Required task => Repeat what the lines below say, word for word, and skip every image.

* * * * * * *

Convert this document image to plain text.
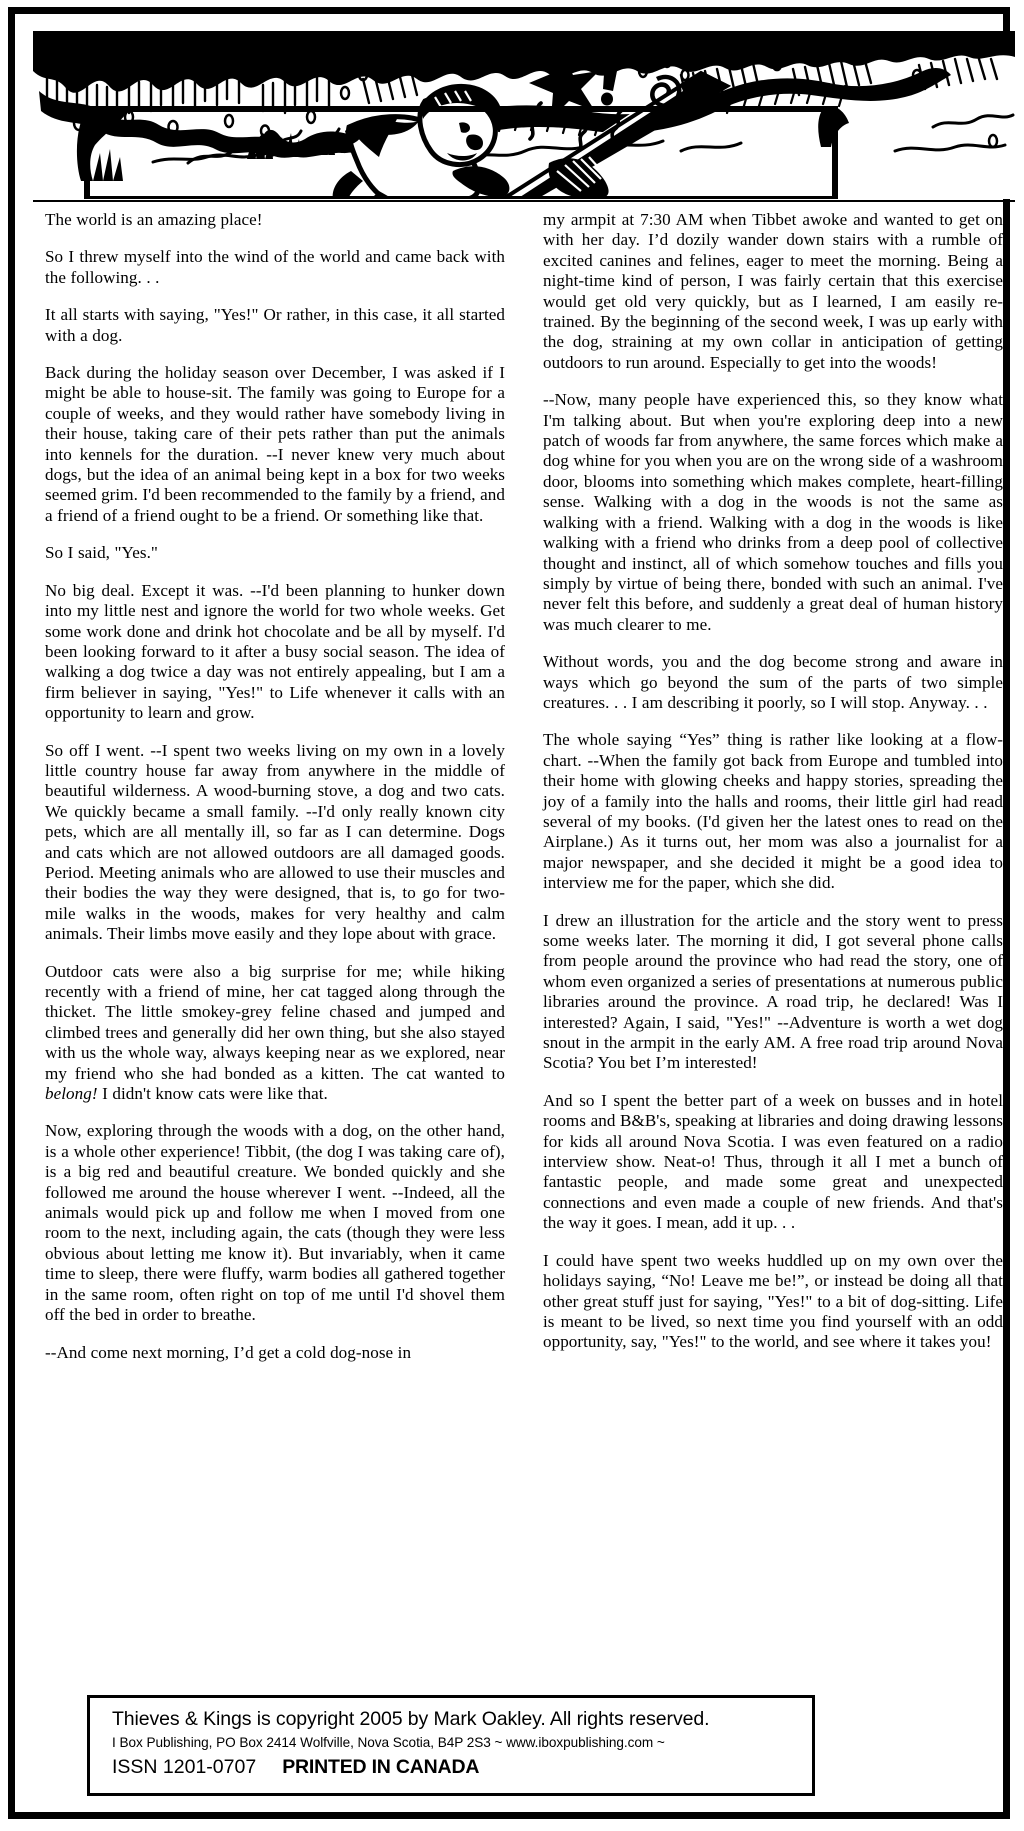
The world is an amazing place!

So I threw myself into the wind of the world and came back with the following. . .

It all starts with saying, "Yes!" Or rather, in this case, it all started with a dog.

Back during the holiday season over December, I was asked if I might be able to house-sit. The family was going to Europe for a couple of weeks, and they would rather have somebody living in their house, taking care of their pets rather than put the animals into kennels for the duration. --I never knew very much about dogs, but the idea of an animal being kept in a box for two weeks seemed grim. I'd been recommended to the family by a friend, and a friend of a friend ought to be a friend. Or something like that.

So I said, "Yes."

No big deal. Except it was. --I'd been planning to hunker down into my little nest and ignore the world for two whole weeks. Get some work done and drink hot chocolate and be all by myself. I'd been looking forward to it after a busy social season. The idea of walking a dog twice a day was not entirely appealing, but I am a firm believer in saying, "Yes!" to Life whenever it calls with an opportunity to learn and grow.

So off I went. --I spent two weeks living on my own in a lovely little country house far away from anywhere in the middle of beautiful wilderness. A wood-burning stove, a dog and two cats. We quickly became a small family. --I'd only really known city pets, which are all mentally ill, so far as I can determine. Dogs and cats which are not allowed outdoors are all damaged goods. Period. Meeting animals who are allowed to use their muscles and their bodies the way they were designed, that is, to go for two-mile walks in the woods, makes for very healthy and calm animals. Their limbs move easily and they lope about with grace.

Outdoor cats were also a big surprise for me; while hiking recently with a friend of mine, her cat tagged along through the thicket. The little smokey-grey feline chased and jumped and climbed trees and generally did her own thing, but she also stayed with us the whole way, always keeping near as we explored, near my friend who she had bonded as a kitten. The cat wanted to belong! I didn't know cats were like that.

Now, exploring through the woods with a dog, on the other hand, is a whole other experience! Tibbit, (the dog I was taking care of), is a big red and beautiful creature. We bonded quickly and she followed me around the house wherever I went. --Indeed, all the animals would pick up and follow me when I moved from one room to the next, including again, the cats (though they were less obvious about letting me know it). But invariably, when it came time to sleep, there were fluffy, warm bodies all gathered together in the same room, often right on top of me until I'd shovel them off the bed in order to breathe.

--And come next morning, I’d get a cold dog-nose in

my armpit at 7:30 AM when Tibbet awoke and wanted to get on with her day. I’d dozily wander down stairs with a rumble of excited canines and felines, eager to meet the morning. Being a night-time kind of person, I was fairly certain that this exercise would get old very quickly, but as I learned, I am easily re-trained. By the beginning of the second week, I was up early with the dog, straining at my own collar in anticipation of getting outdoors to run around. Especially to get into the woods!

--Now, many people have experienced this, so they know what I'm talking about. But when you're exploring deep into a new patch of woods far from anywhere, the same forces which make a dog whine for you when you are on the wrong side of a washroom door, blooms into something which makes complete, heart-filling sense. Walking with a dog in the woods is not the same as walking with a friend. Walking with a dog in the woods is like walking with a friend who drinks from a deep pool of collective thought and instinct, all of which somehow touches and fills you simply by virtue of being there, bonded with such an animal. I've never felt this before, and suddenly a great deal of human history was much clearer to me.

Without words, you and the dog become strong and aware in ways which go beyond the sum of the parts of two simple creatures. . . I am describing it poorly, so I will stop. Anyway. . .

The whole saying “Yes” thing is rather like looking at a flow-chart. --When the family got back from Europe and tumbled into their home with glowing cheeks and happy stories, spreading the joy of a family into the halls and rooms, their little girl had read several of my books. (I'd given her the latest ones to read on the Airplane.) As it turns out, her mom was also a journalist for a major newspaper, and she decided it might be a good idea to interview me for the paper, which she did.

I drew an illustration for the article and the story went to press some weeks later. The morning it did, I got several phone calls from people around the province who had read the story, one of whom even organized a series of presentations at numerous public libraries around the province. A road trip, he declared! Was I interested? Again, I said, "Yes!" --Adventure is worth a wet dog snout in the armpit in the early AM. A free road trip around Nova Scotia? You bet I’m interested!

And so I spent the better part of a week on busses and in hotel rooms and B&B's, speaking at libraries and doing drawing lessons for kids all around Nova Scotia. I was even featured on a radio interview show. Neat-o! Thus, through it all I met a bunch of fantastic people, and made some great and unexpected connections and even made a couple of new friends. And that's the way it goes. I mean, add it up. . .

I could have spent two weeks huddled up on my own over the holidays saying, “No! Leave me be!”, or instead be doing all that other great stuff just for saying, "Yes!" to a bit of dog-sitting. Life is meant to be lived, so next time you find yourself with an odd opportunity, say, "Yes!" to the world, and see where it takes you!

Thieves & Kings is copyright 2005 by Mark Oakley. All rights reserved.
I Box Publishing, PO Box 2414 Wolfville, Nova Scotia, B4P 2S3 ~ www.iboxpublishing.com ~
ISSN 1201-0707 PRINTED IN CANADA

* * * * * * *

Answer below =>
Convert this document image to plain text.
The world is an amazing place!

So I threw myself into the wind of the world and came back with the following. . .

It all starts with saying, "Yes!" Or rather, in this case, it all started with a dog.

Back during the holiday season over December, I was asked if I might be able to house-sit. The family was going to Europe for a couple of weeks, and they would rather have somebody living in their house, taking care of their pets rather than put the animals into kennels for the duration. --I never knew very much about dogs, but the idea of an animal being kept in a box for two weeks seemed grim. I'd been recommended to the family by a friend, and a friend of a friend ought to be a friend. Or something like that.

So I said, "Yes."

No big deal. Except it was. --I'd been planning to hunker down into my little nest and ignore the world for two whole weeks. Get some work done and drink hot chocolate and be all by myself. I'd been looking forward to it after a busy social season. The idea of walking a dog twice a day was not entirely appealing, but I am a firm believer in saying, "Yes!" to Life whenever it calls with an opportunity to learn and grow.

So off I went. --I spent two weeks living on my own in a lovely little country house far away from anywhere in the middle of beautiful wilderness. A wood-burning stove, a dog and two cats. We quickly became a small family. --I'd only really known city pets, which are all mentally ill, so far as I can determine. Dogs and cats which are not allowed outdoors are all damaged goods. Period. Meeting animals who are allowed to use their muscles and their bodies the way they were designed, that is, to go for two-mile walks in the woods, makes for very healthy and calm animals. Their limbs move easily and they lope about with grace.

Outdoor cats were also a big surprise for me; while hiking recently with a friend of mine, her cat tagged along through the thicket. The little smokey-grey feline chased and jumped and climbed trees and generally did her own thing, but she also stayed with us the whole way, always keeping near as we explored, near my friend who she had bonded as a kitten. The cat wanted to belong! I didn't know cats were like that.

Now, exploring through the woods with a dog, on the other hand, is a whole other experience! Tibbit, (the dog I was taking care of), is a big red and beautiful creature. We bonded quickly and she followed me around the house wherever I went. --Indeed, all the animals would pick up and follow me when I moved from one room to the next, including again, the cats (though they were less obvious about letting me know it). But invariably, when it came time to sleep, there were fluffy, warm bodies all gathered together in the same room, often right on top of me until I'd shovel them off the bed in order to breathe.

--And come next morning, I’d get a cold dog-nose in

my armpit at 7:30 AM when Tibbet awoke and wanted to get on with her day. I’d dozily wander down stairs with a rumble of excited canines and felines, eager to meet the morning. Being a night-time kind of person, I was fairly certain that this exercise would get old very quickly, but as I learned, I am easily re-trained. By the beginning of the second week, I was up early with the dog, straining at my own collar in anticipation of getting outdoors to run around. Especially to get into the woods!

--Now, many people have experienced this, so they know what I'm talking about. But when you're exploring deep into a new patch of woods far from anywhere, the same forces which make a dog whine for you when you are on the wrong side of a washroom door, blooms into something which makes complete, heart-filling sense. Walking with a dog in the woods is not the same as walking with a friend. Walking with a dog in the woods is like walking with a friend who drinks from a deep pool of collective thought and instinct, all of which somehow touches and fills you simply by virtue of being there, bonded with such an animal. I've never felt this before, and suddenly a great deal of human history was much clearer to me.

Without words, you and the dog become strong and aware in ways which go beyond the sum of the parts of two simple creatures. . . I am describing it poorly, so I will stop. Anyway. . .

The whole saying “Yes” thing is rather like looking at a flow-chart. --When the family got back from Europe and tumbled into their home with glowing cheeks and happy stories, spreading the joy of a family into the halls and rooms, their little girl had read several of my books. (I'd given her the latest ones to read on the Airplane.) As it turns out, her mom was also a journalist for a major newspaper, and she decided it might be a good idea to interview me for the paper, which she did.

I drew an illustration for the article and the story went to press some weeks later. The morning it did, I got several phone calls from people around the province who had read the story, one of whom even organized a series of presentations at numerous public libraries around the province. A road trip, he declared! Was I interested? Again, I said, "Yes!" --Adventure is worth a wet dog snout in the armpit in the early AM. A free road trip around Nova Scotia? You bet I’m interested!

And so I spent the better part of a week on busses and in hotel rooms and B&B's, speaking at libraries and doing drawing lessons for kids all around Nova Scotia. I was even featured on a radio interview show. Neat-o! Thus, through it all I met a bunch of fantastic people, and made some great and unexpected connections and even made a couple of new friends. And that's the way it goes. I mean, add it up. . .

I could have spent two weeks huddled up on my own over the holidays saying, “No! Leave me be!”, or instead be doing all that other great stuff just for saying, "Yes!" to a bit of dog-sitting. Life is meant to be lived, so next time you find yourself with an odd opportunity, say, "Yes!" to the world, and see where it takes you!

Thieves & Kings is copyright 2005 by Mark Oakley. All rights reserved.
I Box Publishing, PO Box 2414 Wolfville, Nova Scotia, B4P 2S3 ~ www.iboxpublishing.com ~
ISSN 1201-0707 PRINTED IN CANADA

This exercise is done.